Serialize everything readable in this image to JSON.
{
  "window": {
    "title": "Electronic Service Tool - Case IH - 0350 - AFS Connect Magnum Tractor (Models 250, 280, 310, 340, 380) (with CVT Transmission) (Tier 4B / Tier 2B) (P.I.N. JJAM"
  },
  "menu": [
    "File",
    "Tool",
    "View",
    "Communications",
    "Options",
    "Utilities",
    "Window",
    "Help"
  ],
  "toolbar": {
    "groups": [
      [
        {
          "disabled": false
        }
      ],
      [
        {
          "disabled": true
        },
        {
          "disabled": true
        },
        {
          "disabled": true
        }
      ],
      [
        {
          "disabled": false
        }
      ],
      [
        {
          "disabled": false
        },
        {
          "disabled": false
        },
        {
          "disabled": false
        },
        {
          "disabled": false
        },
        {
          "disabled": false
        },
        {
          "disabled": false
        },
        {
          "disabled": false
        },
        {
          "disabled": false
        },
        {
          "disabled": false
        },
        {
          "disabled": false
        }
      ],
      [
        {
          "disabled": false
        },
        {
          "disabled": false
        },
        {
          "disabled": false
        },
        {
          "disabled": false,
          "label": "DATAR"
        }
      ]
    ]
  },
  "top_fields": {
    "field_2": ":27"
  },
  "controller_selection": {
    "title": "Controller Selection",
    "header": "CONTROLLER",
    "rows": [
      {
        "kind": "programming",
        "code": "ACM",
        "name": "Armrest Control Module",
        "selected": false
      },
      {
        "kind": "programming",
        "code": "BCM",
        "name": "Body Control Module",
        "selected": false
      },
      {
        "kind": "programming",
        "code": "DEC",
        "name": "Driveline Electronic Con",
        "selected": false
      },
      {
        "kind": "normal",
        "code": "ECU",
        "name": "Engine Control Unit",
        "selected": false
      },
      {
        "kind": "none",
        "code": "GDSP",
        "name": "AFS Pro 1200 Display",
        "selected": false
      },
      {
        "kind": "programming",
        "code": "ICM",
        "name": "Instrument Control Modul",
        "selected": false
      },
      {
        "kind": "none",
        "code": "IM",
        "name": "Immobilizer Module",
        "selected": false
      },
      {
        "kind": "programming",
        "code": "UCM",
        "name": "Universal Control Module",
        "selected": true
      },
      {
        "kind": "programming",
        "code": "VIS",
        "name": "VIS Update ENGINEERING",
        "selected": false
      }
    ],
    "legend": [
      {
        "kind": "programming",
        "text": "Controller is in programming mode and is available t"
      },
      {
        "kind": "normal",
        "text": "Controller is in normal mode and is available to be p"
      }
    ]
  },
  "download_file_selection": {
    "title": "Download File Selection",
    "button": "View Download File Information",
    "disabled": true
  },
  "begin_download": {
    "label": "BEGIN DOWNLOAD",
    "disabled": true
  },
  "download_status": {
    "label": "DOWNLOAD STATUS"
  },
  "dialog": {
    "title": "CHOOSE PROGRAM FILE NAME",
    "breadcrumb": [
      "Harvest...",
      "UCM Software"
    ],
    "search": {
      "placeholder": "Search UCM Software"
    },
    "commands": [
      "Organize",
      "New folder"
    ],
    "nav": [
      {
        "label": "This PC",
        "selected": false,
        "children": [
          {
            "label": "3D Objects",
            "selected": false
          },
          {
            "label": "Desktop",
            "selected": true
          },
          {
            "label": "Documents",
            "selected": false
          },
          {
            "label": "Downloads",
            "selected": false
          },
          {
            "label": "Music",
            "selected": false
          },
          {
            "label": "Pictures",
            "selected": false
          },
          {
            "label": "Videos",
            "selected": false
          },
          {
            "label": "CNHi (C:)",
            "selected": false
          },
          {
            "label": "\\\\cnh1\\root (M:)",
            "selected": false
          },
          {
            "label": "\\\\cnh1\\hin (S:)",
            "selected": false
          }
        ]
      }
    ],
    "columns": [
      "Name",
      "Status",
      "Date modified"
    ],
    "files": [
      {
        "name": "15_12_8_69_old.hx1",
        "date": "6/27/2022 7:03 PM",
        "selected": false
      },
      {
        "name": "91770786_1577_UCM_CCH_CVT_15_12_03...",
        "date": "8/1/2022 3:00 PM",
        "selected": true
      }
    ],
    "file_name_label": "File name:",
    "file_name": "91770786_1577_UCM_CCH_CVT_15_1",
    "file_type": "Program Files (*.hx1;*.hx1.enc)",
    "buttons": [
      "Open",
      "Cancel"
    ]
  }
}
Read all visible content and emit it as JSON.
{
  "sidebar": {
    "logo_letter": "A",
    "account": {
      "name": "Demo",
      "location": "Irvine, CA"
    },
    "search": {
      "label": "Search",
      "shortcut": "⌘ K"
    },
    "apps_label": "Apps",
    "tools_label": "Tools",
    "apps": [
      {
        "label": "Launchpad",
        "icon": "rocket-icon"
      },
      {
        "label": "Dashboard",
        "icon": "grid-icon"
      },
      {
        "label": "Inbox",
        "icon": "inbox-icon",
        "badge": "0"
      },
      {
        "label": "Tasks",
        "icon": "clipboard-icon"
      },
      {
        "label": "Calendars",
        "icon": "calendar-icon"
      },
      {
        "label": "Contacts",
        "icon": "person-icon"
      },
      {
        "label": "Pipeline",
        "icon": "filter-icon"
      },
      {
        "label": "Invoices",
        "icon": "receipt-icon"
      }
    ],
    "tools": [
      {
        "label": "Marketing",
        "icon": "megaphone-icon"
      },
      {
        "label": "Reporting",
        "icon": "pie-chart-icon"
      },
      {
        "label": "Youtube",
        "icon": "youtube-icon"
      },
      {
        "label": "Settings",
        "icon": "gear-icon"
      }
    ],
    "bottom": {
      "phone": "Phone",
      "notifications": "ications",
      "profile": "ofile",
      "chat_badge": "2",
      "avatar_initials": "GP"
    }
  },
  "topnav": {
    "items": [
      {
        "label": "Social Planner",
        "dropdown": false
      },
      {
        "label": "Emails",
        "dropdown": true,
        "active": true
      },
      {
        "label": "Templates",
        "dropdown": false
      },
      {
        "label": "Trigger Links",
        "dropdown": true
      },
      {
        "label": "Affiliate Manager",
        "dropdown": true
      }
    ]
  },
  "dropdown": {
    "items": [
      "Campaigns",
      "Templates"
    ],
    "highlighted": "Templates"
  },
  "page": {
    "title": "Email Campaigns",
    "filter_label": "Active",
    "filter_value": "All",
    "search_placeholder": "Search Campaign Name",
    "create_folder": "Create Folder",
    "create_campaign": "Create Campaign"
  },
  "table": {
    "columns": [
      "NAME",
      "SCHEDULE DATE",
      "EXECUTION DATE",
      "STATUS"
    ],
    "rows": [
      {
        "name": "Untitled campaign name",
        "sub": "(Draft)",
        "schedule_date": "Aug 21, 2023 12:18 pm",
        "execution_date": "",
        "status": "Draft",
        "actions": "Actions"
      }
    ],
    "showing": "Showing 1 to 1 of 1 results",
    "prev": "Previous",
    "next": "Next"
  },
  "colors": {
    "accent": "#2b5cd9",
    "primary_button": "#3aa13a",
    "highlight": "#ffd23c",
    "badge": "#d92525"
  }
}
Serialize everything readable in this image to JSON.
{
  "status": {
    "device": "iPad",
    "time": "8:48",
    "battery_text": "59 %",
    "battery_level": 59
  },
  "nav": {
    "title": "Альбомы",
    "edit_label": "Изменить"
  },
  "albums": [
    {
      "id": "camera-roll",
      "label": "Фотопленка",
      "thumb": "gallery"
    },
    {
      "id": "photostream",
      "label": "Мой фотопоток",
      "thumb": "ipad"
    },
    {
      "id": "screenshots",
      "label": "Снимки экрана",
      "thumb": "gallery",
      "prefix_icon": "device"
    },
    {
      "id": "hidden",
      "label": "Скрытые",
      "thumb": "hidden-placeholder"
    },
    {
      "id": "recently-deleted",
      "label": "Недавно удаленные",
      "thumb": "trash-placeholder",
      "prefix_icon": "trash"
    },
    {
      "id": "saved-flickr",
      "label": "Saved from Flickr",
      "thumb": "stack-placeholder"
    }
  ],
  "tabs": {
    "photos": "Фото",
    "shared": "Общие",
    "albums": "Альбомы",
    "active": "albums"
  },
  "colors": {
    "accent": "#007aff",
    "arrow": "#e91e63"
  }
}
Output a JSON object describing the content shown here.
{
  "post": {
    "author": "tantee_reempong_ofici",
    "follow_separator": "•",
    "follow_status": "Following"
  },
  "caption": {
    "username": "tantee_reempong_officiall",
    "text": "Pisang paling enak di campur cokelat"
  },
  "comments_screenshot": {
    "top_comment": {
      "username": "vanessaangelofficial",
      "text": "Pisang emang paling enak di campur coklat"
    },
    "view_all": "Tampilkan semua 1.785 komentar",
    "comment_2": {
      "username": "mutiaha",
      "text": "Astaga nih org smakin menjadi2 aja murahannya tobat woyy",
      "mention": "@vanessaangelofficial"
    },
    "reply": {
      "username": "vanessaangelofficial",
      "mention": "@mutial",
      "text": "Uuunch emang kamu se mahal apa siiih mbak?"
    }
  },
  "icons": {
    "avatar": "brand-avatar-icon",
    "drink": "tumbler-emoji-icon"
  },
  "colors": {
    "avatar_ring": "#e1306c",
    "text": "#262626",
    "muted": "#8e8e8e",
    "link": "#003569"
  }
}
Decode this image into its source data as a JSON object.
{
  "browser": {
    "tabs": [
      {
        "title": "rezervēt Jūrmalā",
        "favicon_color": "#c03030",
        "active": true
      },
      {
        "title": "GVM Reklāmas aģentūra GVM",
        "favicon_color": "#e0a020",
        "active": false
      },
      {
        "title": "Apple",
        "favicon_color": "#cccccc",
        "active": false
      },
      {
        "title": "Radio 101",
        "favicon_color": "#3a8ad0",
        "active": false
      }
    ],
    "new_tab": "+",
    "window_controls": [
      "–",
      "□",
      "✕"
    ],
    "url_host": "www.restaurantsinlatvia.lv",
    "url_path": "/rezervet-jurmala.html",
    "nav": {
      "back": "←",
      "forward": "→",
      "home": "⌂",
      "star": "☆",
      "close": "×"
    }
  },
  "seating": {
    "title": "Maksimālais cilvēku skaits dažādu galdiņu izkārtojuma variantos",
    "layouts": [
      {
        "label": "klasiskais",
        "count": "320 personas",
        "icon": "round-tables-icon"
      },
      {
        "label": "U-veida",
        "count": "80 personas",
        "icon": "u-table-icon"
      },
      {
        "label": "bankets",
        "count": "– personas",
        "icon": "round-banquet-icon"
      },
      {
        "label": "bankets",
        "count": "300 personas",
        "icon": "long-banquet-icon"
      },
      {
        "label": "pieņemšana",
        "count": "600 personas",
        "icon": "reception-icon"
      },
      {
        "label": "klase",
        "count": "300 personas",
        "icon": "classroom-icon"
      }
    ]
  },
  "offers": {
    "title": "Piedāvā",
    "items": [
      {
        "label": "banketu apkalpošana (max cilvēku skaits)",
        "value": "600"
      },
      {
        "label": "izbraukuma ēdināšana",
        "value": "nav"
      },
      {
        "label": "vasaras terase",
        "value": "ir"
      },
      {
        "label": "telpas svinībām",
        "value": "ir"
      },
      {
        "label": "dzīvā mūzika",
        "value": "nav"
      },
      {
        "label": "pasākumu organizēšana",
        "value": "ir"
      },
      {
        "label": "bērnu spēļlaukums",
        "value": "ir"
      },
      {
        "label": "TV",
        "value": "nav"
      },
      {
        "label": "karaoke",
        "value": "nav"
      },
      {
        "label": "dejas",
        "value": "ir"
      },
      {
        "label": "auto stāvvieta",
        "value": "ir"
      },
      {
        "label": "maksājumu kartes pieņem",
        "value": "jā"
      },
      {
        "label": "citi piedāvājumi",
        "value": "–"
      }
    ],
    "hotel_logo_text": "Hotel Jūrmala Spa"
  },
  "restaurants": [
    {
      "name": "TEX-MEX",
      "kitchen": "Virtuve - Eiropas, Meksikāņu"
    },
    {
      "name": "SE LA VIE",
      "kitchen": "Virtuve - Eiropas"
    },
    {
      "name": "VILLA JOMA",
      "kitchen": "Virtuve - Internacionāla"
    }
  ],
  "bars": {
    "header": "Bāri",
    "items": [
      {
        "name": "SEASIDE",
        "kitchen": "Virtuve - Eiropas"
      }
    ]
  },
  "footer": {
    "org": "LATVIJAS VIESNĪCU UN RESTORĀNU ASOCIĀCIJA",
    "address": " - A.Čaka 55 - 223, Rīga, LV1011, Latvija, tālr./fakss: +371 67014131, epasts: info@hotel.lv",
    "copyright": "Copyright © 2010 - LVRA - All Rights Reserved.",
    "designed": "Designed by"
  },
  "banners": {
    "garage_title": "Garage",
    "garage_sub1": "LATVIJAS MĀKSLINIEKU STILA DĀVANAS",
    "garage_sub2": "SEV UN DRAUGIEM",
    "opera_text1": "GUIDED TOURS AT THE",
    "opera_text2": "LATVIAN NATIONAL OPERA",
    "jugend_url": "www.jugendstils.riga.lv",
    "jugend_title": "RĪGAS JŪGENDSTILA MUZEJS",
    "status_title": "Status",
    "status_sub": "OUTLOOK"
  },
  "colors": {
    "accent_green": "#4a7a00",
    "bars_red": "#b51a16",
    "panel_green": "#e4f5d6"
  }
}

-=-=-=-=-

● Exercise goal: The records are above. How many lines in them contain the word "trash"? Give the number alone.

● The answer: 2